◆ Stated problem
Output the material below in its entirety, exactly as given.

◆ Extracted material
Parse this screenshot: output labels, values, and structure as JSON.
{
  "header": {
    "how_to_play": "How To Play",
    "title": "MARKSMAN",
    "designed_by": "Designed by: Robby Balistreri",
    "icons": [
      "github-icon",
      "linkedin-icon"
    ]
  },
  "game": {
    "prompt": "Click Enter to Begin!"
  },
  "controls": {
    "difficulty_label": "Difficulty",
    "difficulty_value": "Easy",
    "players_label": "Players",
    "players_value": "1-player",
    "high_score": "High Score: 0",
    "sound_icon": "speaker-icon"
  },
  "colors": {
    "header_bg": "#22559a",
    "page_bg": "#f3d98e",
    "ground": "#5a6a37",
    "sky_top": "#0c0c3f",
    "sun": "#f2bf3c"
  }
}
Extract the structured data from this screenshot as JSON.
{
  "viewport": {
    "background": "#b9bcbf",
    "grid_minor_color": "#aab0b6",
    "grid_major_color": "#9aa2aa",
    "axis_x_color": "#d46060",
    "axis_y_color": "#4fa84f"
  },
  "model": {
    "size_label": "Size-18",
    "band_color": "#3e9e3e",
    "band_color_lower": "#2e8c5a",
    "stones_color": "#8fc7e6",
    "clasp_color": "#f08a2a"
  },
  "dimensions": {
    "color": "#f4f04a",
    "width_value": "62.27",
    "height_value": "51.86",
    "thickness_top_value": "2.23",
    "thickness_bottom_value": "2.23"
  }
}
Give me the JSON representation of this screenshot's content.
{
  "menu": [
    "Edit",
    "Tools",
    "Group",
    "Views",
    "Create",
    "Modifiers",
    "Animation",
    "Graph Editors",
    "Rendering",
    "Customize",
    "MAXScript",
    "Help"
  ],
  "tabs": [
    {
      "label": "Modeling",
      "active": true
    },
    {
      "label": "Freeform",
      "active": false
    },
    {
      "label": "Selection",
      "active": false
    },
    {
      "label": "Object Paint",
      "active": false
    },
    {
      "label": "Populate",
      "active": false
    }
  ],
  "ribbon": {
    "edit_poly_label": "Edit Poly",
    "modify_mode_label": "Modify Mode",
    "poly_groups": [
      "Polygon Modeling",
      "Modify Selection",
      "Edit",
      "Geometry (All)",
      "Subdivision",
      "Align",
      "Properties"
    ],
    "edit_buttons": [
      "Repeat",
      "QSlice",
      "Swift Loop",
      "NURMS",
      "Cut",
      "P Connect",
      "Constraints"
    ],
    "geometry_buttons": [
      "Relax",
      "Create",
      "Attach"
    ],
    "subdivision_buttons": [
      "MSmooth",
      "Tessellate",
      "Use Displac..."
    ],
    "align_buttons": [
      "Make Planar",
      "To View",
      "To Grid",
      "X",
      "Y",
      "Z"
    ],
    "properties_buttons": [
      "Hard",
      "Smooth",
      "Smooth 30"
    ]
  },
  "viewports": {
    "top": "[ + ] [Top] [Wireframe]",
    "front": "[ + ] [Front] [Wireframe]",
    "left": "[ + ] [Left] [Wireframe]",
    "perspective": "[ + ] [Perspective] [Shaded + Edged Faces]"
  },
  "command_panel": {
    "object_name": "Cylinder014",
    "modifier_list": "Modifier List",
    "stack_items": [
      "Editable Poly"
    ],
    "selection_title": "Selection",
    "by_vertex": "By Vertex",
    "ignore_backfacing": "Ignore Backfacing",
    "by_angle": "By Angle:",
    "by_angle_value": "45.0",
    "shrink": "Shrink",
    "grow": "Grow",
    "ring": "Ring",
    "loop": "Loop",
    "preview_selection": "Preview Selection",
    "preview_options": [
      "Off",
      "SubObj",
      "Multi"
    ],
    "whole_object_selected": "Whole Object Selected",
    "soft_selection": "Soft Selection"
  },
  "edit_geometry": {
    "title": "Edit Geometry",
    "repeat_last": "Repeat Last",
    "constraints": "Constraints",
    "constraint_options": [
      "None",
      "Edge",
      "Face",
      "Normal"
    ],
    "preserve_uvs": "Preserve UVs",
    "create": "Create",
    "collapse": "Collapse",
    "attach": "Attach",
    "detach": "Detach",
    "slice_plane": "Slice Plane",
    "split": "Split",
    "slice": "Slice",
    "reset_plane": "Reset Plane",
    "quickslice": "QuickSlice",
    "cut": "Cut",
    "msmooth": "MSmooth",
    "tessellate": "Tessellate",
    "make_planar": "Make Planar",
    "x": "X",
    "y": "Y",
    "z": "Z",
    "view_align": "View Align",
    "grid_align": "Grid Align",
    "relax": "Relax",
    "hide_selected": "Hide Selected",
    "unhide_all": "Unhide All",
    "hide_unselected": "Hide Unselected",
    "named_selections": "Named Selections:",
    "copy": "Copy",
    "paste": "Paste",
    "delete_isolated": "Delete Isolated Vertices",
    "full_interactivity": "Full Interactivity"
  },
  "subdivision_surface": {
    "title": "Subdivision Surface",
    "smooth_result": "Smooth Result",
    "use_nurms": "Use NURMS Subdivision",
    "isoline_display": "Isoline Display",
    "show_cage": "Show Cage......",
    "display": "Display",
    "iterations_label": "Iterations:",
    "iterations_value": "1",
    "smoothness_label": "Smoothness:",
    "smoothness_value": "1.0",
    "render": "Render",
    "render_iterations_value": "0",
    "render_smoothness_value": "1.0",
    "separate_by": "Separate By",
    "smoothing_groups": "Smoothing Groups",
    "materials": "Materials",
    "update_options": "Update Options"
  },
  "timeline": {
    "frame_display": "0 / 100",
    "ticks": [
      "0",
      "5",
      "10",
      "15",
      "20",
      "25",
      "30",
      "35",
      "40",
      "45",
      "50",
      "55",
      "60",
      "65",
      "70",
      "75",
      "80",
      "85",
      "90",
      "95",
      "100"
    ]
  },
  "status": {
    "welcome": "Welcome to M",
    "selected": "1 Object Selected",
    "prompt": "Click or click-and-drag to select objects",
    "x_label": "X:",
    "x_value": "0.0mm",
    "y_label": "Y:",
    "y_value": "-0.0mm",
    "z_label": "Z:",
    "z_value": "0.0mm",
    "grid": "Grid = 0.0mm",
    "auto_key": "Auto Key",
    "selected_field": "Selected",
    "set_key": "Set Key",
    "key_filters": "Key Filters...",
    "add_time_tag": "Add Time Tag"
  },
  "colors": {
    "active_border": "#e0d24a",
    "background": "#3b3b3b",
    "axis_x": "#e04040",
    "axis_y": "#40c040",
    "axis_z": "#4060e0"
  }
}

◆ Expected output
Parse this screenshot: output labels, values, and structure as JSON.
{
  "header": {
    "how_to_play": "How To Play",
    "title": "MARKSMAN",
    "designed_by": "Designed by: Robby Balistreri",
    "icons": [
      "github-icon",
      "linkedin-icon"
    ]
  },
  "game": {
    "prompt": "Click Enter to Begin!"
  },
  "controls": {
    "difficulty_label": "Difficulty",
    "difficulty_value": "Easy",
    "players_label": "Players",
    "players_value": "1-player",
    "high_score": "High Score: 0",
    "sound_icon": "speaker-icon"
  },
  "colors": {
    "header_bg": "#22559a",
    "page_bg": "#f3d98e",
    "ground": "#5a6a37",
    "sky_top": "#0c0c3f",
    "sun": "#f2bf3c"
  }
}
Extract the structured data from this screenshot as JSON.
{
  "viewport": {
    "background": "#b9bcbf",
    "grid_minor_color": "#aab0b6",
    "grid_major_color": "#9aa2aa",
    "axis_x_color": "#d46060",
    "axis_y_color": "#4fa84f"
  },
  "model": {
    "size_label": "Size-18",
    "band_color": "#3e9e3e",
    "band_color_lower": "#2e8c5a",
    "stones_color": "#8fc7e6",
    "clasp_color": "#f08a2a"
  },
  "dimensions": {
    "color": "#f4f04a",
    "width_value": "62.27",
    "height_value": "51.86",
    "thickness_top_value": "2.23",
    "thickness_bottom_value": "2.23"
  }
}
Give me the JSON representation of this screenshot's content.
{
  "menu": [
    "Edit",
    "Tools",
    "Group",
    "Views",
    "Create",
    "Modifiers",
    "Animation",
    "Graph Editors",
    "Rendering",
    "Customize",
    "MAXScript",
    "Help"
  ],
  "tabs": [
    {
      "label": "Modeling",
      "active": true
    },
    {
      "label": "Freeform",
      "active": false
    },
    {
      "label": "Selection",
      "active": false
    },
    {
      "label": "Object Paint",
      "active": false
    },
    {
      "label": "Populate",
      "active": false
    }
  ],
  "ribbon": {
    "edit_poly_label": "Edit Poly",
    "modify_mode_label": "Modify Mode",
    "poly_groups": [
      "Polygon Modeling",
      "Modify Selection",
      "Edit",
      "Geometry (All)",
      "Subdivision",
      "Align",
      "Properties"
    ],
    "edit_buttons": [
      "Repeat",
      "QSlice",
      "Swift Loop",
      "NURMS",
      "Cut",
      "P Connect",
      "Constraints"
    ],
    "geometry_buttons": [
      "Relax",
      "Create",
      "Attach"
    ],
    "subdivision_buttons": [
      "MSmooth",
      "Tessellate",
      "Use Displac..."
    ],
    "align_buttons": [
      "Make Planar",
      "To View",
      "To Grid",
      "X",
      "Y",
      "Z"
    ],
    "properties_buttons": [
      "Hard",
      "Smooth",
      "Smooth 30"
    ]
  },
  "viewports": {
    "top": "[ + ] [Top] [Wireframe]",
    "front": "[ + ] [Front] [Wireframe]",
    "left": "[ + ] [Left] [Wireframe]",
    "perspective": "[ + ] [Perspective] [Shaded + Edged Faces]"
  },
  "command_panel": {
    "object_name": "Cylinder014",
    "modifier_list": "Modifier List",
    "stack_items": [
      "Editable Poly"
    ],
    "selection_title": "Selection",
    "by_vertex": "By Vertex",
    "ignore_backfacing": "Ignore Backfacing",
    "by_angle": "By Angle:",
    "by_angle_value": "45.0",
    "shrink": "Shrink",
    "grow": "Grow",
    "ring": "Ring",
    "loop": "Loop",
    "preview_selection": "Preview Selection",
    "preview_options": [
      "Off",
      "SubObj",
      "Multi"
    ],
    "whole_object_selected": "Whole Object Selected",
    "soft_selection": "Soft Selection"
  },
  "edit_geometry": {
    "title": "Edit Geometry",
    "repeat_last": "Repeat Last",
    "constraints": "Constraints",
    "constraint_options": [
      "None",
      "Edge",
      "Face",
      "Normal"
    ],
    "preserve_uvs": "Preserve UVs",
    "create": "Create",
    "collapse": "Collapse",
    "attach": "Attach",
    "detach": "Detach",
    "slice_plane": "Slice Plane",
    "split": "Split",
    "slice": "Slice",
    "reset_plane": "Reset Plane",
    "quickslice": "QuickSlice",
    "cut": "Cut",
    "msmooth": "MSmooth",
    "tessellate": "Tessellate",
    "make_planar": "Make Planar",
    "x": "X",
    "y": "Y",
    "z": "Z",
    "view_align": "View Align",
    "grid_align": "Grid Align",
    "relax": "Relax",
    "hide_selected": "Hide Selected",
    "unhide_all": "Unhide All",
    "hide_unselected": "Hide Unselected",
    "named_selections": "Named Selections:",
    "copy": "Copy",
    "paste": "Paste",
    "delete_isolated": "Delete Isolated Vertices",
    "full_interactivity": "Full Interactivity"
  },
  "subdivision_surface": {
    "title": "Subdivision Surface",
    "smooth_result": "Smooth Result",
    "use_nurms": "Use NURMS Subdivision",
    "isoline_display": "Isoline Display",
    "show_cage": "Show Cage......",
    "display": "Display",
    "iterations_label": "Iterations:",
    "iterations_value": "1",
    "smoothness_label": "Smoothness:",
    "smoothness_value": "1.0",
    "render": "Render",
    "render_iterations_value": "0",
    "render_smoothness_value": "1.0",
    "separate_by": "Separate By",
    "smoothing_groups": "Smoothing Groups",
    "materials": "Materials",
    "update_options": "Update Options"
  },
  "timeline": {
    "frame_display": "0 / 100",
    "ticks": [
      "0",
      "5",
      "10",
      "15",
      "20",
      "25",
      "30",
      "35",
      "40",
      "45",
      "50",
      "55",
      "60",
      "65",
      "70",
      "75",
      "80",
      "85",
      "90",
      "95",
      "100"
    ]
  },
  "status": {
    "welcome": "Welcome to M",
    "selected": "1 Object Selected",
    "prompt": "Click or click-and-drag to select objects",
    "x_label": "X:",
    "x_value": "0.0mm",
    "y_label": "Y:",
    "y_value": "-0.0mm",
    "z_label": "Z:",
    "z_value": "0.0mm",
    "grid": "Grid = 0.0mm",
    "auto_key": "Auto Key",
    "selected_field": "Selected",
    "set_key": "Set Key",
    "key_filters": "Key Filters...",
    "add_time_tag": "Add Time Tag"
  },
  "colors": {
    "active_border": "#e0d24a",
    "background": "#3b3b3b",
    "axis_x": "#e04040",
    "axis_y": "#40c040",
    "axis_z": "#4060e0"
  }
}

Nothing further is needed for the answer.